--- Given instruction ---
Collect all lines below with the string "但他也知道".

--- Data excerpts ---
⁂

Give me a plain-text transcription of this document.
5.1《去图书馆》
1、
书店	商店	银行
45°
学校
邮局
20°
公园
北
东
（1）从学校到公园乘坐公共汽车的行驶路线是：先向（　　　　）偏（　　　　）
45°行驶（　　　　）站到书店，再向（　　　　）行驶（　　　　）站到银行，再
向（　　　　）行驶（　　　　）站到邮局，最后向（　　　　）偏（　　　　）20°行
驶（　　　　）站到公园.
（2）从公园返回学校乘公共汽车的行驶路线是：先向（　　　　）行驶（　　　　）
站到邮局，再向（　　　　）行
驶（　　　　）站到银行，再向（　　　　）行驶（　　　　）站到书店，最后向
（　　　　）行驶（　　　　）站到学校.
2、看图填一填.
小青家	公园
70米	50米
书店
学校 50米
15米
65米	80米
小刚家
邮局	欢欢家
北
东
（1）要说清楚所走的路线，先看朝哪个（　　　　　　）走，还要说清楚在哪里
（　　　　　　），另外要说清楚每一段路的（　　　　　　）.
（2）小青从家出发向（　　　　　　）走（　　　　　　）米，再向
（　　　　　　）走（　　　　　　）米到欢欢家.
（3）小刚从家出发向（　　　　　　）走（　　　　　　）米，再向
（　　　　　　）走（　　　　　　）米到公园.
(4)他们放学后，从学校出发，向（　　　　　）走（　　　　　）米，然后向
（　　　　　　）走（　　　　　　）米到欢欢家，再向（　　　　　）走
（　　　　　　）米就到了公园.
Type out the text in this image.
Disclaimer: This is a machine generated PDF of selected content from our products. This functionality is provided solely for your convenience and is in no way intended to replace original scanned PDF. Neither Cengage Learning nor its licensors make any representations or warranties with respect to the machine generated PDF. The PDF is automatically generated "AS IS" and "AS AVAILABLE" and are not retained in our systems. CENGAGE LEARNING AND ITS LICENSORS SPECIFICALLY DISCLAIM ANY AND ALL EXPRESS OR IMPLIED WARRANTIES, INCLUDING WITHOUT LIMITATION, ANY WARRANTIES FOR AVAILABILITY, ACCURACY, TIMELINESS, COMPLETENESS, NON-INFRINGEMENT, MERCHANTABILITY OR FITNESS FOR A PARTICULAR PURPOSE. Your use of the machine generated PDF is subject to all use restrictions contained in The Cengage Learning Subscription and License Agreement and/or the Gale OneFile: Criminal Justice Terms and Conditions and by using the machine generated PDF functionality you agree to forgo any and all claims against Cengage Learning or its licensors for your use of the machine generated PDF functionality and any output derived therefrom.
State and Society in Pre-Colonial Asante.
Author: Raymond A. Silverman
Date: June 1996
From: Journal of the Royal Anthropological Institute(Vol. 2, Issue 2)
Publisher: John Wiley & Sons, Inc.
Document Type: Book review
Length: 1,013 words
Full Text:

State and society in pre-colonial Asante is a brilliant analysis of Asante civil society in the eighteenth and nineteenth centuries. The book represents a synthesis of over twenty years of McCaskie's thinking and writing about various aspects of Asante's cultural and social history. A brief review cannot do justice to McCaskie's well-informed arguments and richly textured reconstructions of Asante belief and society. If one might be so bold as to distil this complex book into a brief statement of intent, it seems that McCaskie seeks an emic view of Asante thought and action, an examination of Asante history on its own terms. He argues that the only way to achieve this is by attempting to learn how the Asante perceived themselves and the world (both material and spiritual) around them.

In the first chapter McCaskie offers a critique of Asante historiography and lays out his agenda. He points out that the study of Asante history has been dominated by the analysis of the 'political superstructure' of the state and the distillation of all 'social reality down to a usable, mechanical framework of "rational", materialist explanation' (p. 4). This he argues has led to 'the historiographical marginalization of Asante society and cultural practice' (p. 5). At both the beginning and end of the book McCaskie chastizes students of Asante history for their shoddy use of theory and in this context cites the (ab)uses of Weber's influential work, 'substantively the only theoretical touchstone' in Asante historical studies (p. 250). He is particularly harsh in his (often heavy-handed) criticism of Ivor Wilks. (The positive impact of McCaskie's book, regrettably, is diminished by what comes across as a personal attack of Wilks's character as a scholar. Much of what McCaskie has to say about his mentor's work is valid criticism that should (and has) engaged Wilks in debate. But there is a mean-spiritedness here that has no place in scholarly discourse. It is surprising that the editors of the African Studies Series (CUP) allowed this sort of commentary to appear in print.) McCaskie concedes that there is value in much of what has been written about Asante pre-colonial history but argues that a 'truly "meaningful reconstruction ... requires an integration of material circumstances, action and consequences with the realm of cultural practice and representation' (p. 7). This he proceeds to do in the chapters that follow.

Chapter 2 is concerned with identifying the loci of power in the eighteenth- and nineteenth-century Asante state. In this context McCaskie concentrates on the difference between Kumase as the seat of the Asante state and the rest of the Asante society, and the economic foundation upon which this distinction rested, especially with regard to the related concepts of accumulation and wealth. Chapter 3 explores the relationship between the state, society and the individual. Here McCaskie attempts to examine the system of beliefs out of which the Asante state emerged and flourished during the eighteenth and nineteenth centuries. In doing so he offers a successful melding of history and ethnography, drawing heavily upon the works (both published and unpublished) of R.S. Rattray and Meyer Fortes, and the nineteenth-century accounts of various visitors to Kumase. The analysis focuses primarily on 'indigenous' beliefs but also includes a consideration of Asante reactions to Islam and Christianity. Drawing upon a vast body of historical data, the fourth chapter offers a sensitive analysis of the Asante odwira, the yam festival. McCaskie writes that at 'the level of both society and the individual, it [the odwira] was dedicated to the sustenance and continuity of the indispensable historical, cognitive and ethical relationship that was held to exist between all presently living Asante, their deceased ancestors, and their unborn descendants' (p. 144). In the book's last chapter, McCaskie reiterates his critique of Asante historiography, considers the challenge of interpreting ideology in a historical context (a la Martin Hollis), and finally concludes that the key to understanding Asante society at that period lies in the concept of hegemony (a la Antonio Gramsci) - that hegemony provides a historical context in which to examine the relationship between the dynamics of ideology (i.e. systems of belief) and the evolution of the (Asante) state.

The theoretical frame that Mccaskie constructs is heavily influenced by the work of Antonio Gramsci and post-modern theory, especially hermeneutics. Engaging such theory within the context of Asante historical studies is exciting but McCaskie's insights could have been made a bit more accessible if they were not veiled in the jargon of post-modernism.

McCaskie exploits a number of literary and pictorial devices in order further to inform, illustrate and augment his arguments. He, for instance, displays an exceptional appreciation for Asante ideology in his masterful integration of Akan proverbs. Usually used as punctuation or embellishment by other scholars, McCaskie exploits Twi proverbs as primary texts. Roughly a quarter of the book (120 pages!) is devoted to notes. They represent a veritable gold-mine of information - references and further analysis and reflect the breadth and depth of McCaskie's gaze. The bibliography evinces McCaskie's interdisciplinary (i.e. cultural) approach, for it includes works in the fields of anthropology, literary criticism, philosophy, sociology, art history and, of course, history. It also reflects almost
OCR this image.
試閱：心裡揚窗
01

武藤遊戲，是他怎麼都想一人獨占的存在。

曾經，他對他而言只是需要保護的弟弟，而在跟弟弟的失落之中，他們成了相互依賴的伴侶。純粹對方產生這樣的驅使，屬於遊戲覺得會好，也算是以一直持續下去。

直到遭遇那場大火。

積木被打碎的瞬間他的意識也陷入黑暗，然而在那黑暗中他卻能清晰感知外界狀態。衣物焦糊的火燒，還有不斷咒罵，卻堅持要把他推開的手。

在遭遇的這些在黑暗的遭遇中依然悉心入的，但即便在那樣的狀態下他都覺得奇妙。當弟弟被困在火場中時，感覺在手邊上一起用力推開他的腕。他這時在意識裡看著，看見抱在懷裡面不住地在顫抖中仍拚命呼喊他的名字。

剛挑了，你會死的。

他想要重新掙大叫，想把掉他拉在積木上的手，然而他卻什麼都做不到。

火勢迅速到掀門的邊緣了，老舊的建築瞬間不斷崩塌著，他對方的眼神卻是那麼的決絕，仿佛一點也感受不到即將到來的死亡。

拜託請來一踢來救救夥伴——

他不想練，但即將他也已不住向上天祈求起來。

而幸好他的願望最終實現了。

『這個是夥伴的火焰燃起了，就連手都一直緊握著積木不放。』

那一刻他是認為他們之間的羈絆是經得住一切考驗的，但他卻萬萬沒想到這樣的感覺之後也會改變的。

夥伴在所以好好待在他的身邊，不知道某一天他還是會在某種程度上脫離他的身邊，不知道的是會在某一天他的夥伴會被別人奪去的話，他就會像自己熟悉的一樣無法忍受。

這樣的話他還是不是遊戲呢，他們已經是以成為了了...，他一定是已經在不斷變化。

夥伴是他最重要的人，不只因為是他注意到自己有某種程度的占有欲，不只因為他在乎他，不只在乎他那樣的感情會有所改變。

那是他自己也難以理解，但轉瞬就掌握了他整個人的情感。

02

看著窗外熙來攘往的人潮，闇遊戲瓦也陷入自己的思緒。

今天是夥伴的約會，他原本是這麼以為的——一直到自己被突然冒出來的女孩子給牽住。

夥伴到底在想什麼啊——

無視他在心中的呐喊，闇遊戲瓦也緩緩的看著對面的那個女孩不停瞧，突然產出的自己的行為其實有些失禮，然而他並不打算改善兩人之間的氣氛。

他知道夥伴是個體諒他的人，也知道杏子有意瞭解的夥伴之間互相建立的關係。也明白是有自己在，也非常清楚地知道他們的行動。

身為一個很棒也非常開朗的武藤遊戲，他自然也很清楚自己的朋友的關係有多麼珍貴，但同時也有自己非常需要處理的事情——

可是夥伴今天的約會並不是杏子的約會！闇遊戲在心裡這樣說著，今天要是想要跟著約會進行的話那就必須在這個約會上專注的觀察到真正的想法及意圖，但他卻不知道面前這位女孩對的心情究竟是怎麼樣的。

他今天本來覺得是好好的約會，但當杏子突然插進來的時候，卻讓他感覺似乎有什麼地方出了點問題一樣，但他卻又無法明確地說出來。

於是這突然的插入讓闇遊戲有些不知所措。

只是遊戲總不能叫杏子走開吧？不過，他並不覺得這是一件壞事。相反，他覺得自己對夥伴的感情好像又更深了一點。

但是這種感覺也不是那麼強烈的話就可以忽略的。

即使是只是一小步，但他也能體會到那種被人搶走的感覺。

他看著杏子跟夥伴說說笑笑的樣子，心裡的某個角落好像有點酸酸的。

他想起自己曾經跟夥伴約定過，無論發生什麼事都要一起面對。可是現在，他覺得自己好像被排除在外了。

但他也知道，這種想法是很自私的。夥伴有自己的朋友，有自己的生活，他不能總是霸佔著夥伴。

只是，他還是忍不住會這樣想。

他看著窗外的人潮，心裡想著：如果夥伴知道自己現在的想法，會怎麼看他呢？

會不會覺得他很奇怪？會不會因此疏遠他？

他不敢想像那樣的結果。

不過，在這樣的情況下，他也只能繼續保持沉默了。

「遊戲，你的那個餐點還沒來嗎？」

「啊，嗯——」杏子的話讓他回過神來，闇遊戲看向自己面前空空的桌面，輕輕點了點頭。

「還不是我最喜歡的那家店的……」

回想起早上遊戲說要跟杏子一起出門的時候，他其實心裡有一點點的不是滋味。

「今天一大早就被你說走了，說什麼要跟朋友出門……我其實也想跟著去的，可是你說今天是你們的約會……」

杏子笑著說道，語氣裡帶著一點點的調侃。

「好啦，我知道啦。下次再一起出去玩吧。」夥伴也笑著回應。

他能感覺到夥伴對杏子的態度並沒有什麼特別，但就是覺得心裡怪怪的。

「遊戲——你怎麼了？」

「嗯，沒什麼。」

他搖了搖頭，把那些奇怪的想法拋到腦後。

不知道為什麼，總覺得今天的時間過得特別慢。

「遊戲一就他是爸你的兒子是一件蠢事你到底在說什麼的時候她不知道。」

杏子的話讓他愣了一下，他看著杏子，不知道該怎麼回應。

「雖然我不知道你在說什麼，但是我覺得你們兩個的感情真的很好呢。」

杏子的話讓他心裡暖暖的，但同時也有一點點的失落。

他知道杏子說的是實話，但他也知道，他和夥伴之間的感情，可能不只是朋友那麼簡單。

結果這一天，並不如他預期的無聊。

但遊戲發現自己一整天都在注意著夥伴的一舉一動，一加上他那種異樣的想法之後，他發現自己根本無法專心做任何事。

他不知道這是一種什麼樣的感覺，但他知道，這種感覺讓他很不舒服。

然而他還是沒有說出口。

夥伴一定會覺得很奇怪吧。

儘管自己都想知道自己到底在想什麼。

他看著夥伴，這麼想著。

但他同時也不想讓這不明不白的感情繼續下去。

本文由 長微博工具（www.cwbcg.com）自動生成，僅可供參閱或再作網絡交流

⁂

--- Exercise response ---
但他也知道，這種想法是很自私的。夥伴有自己的朋友，有自己的生活，他不能總是霸佔著夥伴。
他知道杏子說的是實話，但他也知道，他和夥伴之間的感情，可能不只是朋友那麼簡單。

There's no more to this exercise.